To be done: Copy the records word for word, from their first line through the line containing "vault-address[interactable]: 0x475D ...", including both.
--- Records for the exercise ---
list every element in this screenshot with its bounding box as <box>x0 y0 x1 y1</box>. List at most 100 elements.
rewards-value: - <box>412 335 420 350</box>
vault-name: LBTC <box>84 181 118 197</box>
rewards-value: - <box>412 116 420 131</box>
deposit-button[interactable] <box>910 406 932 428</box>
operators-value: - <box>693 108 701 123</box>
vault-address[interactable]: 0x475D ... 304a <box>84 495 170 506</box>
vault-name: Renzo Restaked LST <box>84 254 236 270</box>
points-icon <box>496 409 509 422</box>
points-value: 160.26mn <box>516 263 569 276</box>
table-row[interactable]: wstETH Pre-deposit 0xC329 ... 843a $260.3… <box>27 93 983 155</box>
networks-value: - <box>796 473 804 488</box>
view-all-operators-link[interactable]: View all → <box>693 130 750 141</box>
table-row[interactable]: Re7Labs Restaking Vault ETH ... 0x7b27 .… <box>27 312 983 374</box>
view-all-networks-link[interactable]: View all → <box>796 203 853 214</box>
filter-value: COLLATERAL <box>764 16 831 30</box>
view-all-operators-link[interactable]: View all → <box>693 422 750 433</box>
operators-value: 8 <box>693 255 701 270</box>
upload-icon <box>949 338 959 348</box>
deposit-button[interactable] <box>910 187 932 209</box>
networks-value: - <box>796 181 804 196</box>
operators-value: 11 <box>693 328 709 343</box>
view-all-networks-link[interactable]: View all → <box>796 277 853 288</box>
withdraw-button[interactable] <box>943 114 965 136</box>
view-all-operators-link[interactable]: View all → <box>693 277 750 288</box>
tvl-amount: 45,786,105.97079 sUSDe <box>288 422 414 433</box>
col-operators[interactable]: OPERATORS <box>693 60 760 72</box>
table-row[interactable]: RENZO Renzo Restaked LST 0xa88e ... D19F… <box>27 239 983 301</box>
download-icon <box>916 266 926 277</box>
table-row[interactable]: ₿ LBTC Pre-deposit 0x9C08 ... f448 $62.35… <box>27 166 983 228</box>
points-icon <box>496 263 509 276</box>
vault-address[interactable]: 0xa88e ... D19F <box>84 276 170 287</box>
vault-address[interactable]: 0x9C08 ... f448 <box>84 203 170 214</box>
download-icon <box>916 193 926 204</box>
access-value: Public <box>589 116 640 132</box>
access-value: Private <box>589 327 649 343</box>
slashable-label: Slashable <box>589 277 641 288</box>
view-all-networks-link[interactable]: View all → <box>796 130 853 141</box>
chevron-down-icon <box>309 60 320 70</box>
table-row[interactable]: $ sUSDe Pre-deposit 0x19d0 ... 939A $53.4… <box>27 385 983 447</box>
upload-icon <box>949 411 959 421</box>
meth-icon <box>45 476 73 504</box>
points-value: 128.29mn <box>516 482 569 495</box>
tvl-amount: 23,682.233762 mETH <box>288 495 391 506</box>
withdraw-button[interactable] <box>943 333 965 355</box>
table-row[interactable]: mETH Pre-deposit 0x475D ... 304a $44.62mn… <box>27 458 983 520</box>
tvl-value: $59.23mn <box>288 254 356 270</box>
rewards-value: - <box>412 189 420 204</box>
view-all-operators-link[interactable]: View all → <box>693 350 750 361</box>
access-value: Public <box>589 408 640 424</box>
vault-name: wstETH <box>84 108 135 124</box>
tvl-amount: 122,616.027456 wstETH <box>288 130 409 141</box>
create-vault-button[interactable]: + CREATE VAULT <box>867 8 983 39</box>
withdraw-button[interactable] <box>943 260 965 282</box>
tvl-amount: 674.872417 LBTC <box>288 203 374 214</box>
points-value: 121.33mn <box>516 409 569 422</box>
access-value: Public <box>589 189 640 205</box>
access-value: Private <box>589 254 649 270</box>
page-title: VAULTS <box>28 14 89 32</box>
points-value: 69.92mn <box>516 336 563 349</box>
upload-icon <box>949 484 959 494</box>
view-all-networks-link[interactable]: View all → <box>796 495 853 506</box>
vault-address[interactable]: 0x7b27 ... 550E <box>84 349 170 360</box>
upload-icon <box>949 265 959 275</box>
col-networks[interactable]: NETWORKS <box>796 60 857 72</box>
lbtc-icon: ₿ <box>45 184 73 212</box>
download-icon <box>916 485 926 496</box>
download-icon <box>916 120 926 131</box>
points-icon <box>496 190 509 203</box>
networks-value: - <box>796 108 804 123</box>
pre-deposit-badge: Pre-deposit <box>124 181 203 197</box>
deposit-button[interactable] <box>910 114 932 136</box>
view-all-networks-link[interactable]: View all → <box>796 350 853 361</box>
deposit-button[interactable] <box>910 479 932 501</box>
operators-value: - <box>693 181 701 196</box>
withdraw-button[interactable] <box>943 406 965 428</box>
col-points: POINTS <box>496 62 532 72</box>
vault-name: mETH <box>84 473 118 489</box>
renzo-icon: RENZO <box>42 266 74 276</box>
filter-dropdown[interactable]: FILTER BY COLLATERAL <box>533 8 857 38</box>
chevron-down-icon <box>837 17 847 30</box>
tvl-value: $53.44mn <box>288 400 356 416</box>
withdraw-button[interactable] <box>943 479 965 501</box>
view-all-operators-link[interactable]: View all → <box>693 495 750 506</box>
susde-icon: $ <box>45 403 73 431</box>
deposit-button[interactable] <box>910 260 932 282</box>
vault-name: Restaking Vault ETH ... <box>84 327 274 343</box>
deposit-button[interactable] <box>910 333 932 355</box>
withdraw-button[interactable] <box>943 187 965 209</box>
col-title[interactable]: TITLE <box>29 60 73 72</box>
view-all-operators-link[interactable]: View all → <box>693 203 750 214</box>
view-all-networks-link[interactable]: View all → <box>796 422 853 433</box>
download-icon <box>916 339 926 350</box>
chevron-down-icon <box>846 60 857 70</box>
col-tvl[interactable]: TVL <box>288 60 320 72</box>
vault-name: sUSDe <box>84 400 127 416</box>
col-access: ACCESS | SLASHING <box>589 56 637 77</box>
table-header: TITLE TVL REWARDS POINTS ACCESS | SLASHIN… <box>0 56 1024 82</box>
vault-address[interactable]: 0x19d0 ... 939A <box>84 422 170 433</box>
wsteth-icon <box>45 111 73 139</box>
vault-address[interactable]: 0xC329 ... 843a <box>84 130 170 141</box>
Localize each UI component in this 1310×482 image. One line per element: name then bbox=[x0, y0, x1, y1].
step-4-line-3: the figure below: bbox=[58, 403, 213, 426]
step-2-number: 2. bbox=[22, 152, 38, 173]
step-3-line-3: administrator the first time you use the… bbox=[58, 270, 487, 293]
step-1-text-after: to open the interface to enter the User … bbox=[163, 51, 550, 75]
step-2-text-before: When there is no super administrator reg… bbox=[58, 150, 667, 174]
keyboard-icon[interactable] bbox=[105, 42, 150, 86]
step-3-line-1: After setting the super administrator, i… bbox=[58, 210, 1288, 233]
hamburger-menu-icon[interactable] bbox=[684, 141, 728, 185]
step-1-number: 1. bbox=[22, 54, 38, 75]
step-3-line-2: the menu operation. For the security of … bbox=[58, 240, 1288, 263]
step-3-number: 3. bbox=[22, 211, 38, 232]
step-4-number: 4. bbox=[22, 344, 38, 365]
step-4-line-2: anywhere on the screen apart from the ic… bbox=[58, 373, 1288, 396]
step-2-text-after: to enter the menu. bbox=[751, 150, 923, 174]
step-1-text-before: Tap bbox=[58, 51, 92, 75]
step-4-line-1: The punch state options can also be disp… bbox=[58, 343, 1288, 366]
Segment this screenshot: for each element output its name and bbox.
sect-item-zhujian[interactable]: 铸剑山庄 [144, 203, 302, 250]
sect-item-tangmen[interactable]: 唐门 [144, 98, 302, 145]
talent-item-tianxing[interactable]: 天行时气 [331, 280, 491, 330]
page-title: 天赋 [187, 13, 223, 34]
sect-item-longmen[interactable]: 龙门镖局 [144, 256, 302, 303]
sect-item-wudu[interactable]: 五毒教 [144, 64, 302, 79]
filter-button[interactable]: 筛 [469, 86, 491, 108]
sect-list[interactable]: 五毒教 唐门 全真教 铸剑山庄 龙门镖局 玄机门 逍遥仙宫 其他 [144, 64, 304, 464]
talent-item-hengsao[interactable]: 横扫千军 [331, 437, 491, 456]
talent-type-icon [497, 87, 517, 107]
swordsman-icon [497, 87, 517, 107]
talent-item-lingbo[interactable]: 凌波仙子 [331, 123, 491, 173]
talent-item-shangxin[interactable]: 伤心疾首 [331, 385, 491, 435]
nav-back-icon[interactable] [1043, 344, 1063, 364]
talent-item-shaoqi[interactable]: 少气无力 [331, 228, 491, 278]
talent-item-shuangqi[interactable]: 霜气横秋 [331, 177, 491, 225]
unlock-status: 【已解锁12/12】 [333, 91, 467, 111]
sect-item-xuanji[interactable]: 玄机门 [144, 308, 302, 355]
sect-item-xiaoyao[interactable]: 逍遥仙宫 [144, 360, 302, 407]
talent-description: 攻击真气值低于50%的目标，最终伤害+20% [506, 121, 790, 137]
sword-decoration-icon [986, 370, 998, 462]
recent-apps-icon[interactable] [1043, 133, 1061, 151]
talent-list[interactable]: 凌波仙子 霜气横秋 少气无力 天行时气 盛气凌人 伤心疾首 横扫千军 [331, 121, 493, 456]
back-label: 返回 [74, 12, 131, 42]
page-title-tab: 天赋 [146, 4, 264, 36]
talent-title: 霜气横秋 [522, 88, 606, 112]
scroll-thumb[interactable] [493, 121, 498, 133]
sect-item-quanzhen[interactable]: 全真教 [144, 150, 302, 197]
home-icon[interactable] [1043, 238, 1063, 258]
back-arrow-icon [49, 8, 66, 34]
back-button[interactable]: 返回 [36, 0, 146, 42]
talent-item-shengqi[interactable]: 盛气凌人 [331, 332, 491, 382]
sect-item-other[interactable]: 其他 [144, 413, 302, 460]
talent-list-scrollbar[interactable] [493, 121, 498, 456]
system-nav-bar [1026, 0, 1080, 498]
---
Result of this task:
list every element in this screenshot with its bounding box as <box>x0 y0 x1 y1</box>. List at most 100 elements.
rewards-value: - <box>412 335 420 350</box>
vault-name: LBTC <box>84 181 118 197</box>
rewards-value: - <box>412 116 420 131</box>
deposit-button[interactable] <box>910 406 932 428</box>
operators-value: - <box>693 108 701 123</box>
vault-address[interactable]: 0x475D ... 304a <box>84 495 170 506</box>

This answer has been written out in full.